■ Provided information:
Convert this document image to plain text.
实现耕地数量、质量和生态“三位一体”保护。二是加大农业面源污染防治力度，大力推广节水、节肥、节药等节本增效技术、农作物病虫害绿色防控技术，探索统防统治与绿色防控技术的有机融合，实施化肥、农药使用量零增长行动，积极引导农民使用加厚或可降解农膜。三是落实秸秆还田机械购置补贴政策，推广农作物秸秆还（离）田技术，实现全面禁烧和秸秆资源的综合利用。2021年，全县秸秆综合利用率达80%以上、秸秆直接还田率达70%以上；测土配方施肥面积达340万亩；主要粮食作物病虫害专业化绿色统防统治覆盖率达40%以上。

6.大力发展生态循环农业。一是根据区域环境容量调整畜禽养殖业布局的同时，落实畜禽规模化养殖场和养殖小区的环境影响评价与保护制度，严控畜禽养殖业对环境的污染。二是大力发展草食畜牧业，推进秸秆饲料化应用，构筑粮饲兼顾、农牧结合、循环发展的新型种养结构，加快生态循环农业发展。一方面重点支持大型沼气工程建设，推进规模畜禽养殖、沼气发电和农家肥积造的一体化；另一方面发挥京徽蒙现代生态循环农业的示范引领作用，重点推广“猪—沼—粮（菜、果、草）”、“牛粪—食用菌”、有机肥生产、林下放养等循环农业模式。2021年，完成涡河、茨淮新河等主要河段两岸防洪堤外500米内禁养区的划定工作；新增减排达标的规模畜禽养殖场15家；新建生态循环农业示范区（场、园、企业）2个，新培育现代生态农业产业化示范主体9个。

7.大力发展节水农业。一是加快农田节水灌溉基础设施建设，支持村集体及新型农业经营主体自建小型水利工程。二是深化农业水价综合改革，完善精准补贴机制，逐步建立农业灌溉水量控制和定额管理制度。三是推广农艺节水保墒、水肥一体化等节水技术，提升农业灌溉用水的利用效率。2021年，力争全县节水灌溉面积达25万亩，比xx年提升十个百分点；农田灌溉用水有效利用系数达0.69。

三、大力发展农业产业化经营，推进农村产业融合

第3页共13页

■ Problem statement:
Please set down the whole listing above without altering a single line.

■ Task solution:
Convert this document image to plain text.
实现耕地数量、质量和生态“三位一体”保护。二是加大农业面源污染防治力度，大力推广节水、节肥、节药等节本增效技术、农作物病虫害绿色防控技术，探索统防统治与绿色防控技术的有机融合，实施化肥、农药使用量零增长行动，积极引导农民使用加厚或可降解农膜。三是落实秸秆还田机械购置补贴政策，推广农作物秸秆还（离）田技术，实现全面禁烧和秸秆资源的综合利用。2021年，全县秸秆综合利用率达80%以上、秸秆直接还田率达70%以上；测土配方施肥面积达340万亩；主要粮食作物病虫害专业化绿色统防统治覆盖率达40%以上。

6.大力发展生态循环农业。一是根据区域环境容量调整畜禽养殖业布局的同时，落实畜禽规模化养殖场和养殖小区的环境影响评价与保护制度，严控畜禽养殖业对环境的污染。二是大力发展草食畜牧业，推进秸秆饲料化应用，构筑粮饲兼顾、农牧结合、循环发展的新型种养结构，加快生态循环农业发展。一方面重点支持大型沼气工程建设，推进规模畜禽养殖、沼气发电和农家肥积造的一体化；另一方面发挥京徽蒙现代生态循环农业的示范引领作用，重点推广“猪—沼—粮（菜、果、草）”、“牛粪—食用菌”、有机肥生产、林下放养等循环农业模式。2021年，完成涡河、茨淮新河等主要河段两岸防洪堤外500米内禁养区的划定工作；新增减排达标的规模畜禽养殖场15家；新建生态循环农业示范区（场、园、企业）2个，新培育现代生态农业产业化示范主体9个。

7.大力发展节水农业。一是加快农田节水灌溉基础设施建设，支持村集体及新型农业经营主体自建小型水利工程。二是深化农业水价综合改革，完善精准补贴机制，逐步建立农业灌溉水量控制和定额管理制度。三是推广农艺节水保墒、水肥一体化等节水技术，提升农业灌溉用水的利用效率。2021年，力争全县节水灌溉面积达25万亩，比xx年提升十个百分点；农田灌溉用水有效利用系数达0.69。

三、大力发展农业产业化经营，推进农村产业融合

第3页共13页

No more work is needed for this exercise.